ИСХОДНЫЙ ТЕКСТ:
· · · ·

Герман Николаевич Ионин
Герман был учителем литературы. «Литература-2» — вы знаете, как это звучит? Как плач зегзицы на Путивле, сказал бы Вовка Лалин, который литературу не терпел и устроил не одобренное нами аутодафе для учебников литературы после выпускного экзамена по словесности. Как имя женщины, которую любил, прожил несколько пронзительных лет и в силу обстоятельств расстался навсегда — для многих. А всех-то дел — наименование кабинета. Школа на углу Среднего и 7-й линии, здание архитектора Гешвенда, второй этаж, коридор непередаваемо светлого, светло-зеленого, мятно-салатного колера и наполовину стеклянная дверь в класс, где стекла закрашены почти до верха, так что заглянуть внутрь можно, только привстав на носки.

· · · ·

БЛОК ДАННЫХ:
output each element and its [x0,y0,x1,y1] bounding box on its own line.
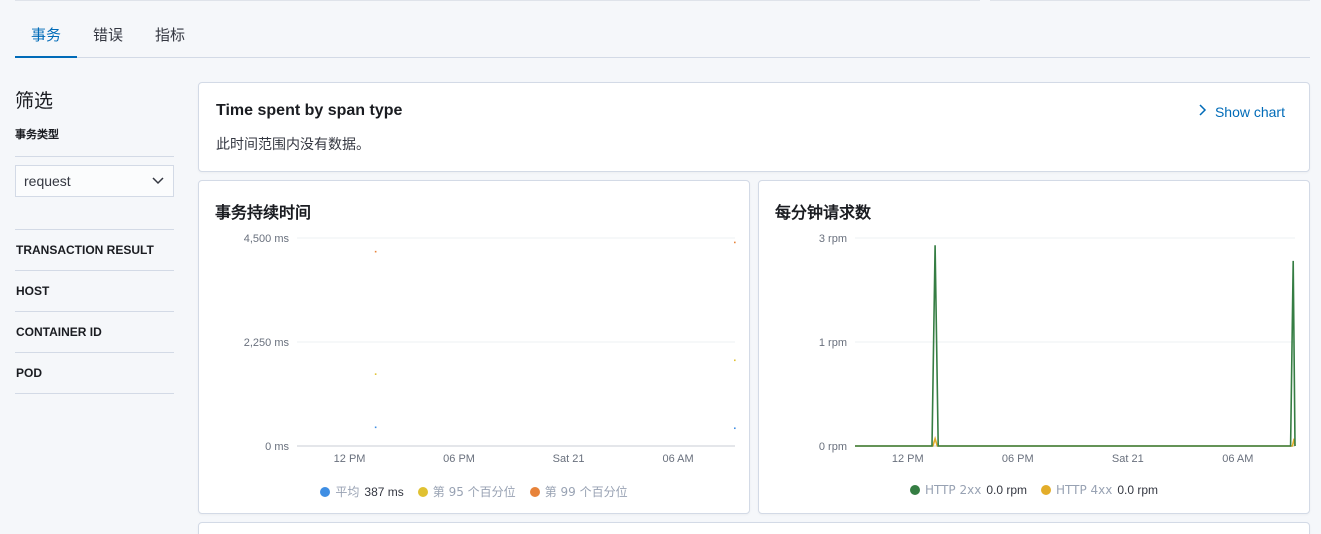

· · · ·

ЦЕЛЬ ЗАДАНИЯ: Приведите продолжение текста об учителе литературы Германе Николаевиче Ионине, начиная сразу после его последнего предложения.

РЕЗУЛЬТАТ ЗАДАНИЯ:
Герман был сыном художника Николая Ионина, ученика Петрова-Водкина. По внешности — смесь Базарова и Горького; Базарова он прекрасно представлял, особенно читая или комментируя сцену его встречи с Павлом Петровичем Кирсановым, когда красная грубая ладонь, показавшись на мгновение, опять ныряет в карман или за спину. Высокий, чуть сутулый, в круглых очках с толстыми стеклами и в одном и том же детдомовском костюмчике с короткими брюками и, кажется, с бахромой внизу. Один и тот же галстук с блестками, такие тогда продавали цыгане, рубашка с загнутыми концами воротничка; внешний вид сигнализировал о пренебрежении к плоти во имя дышащего полной грудью духа. Эдакий грубовато скроенный народник — не хватало толстовки или поддевки, чтобы образ столетней давности ожил и загремел бушующим басом над головами учеников.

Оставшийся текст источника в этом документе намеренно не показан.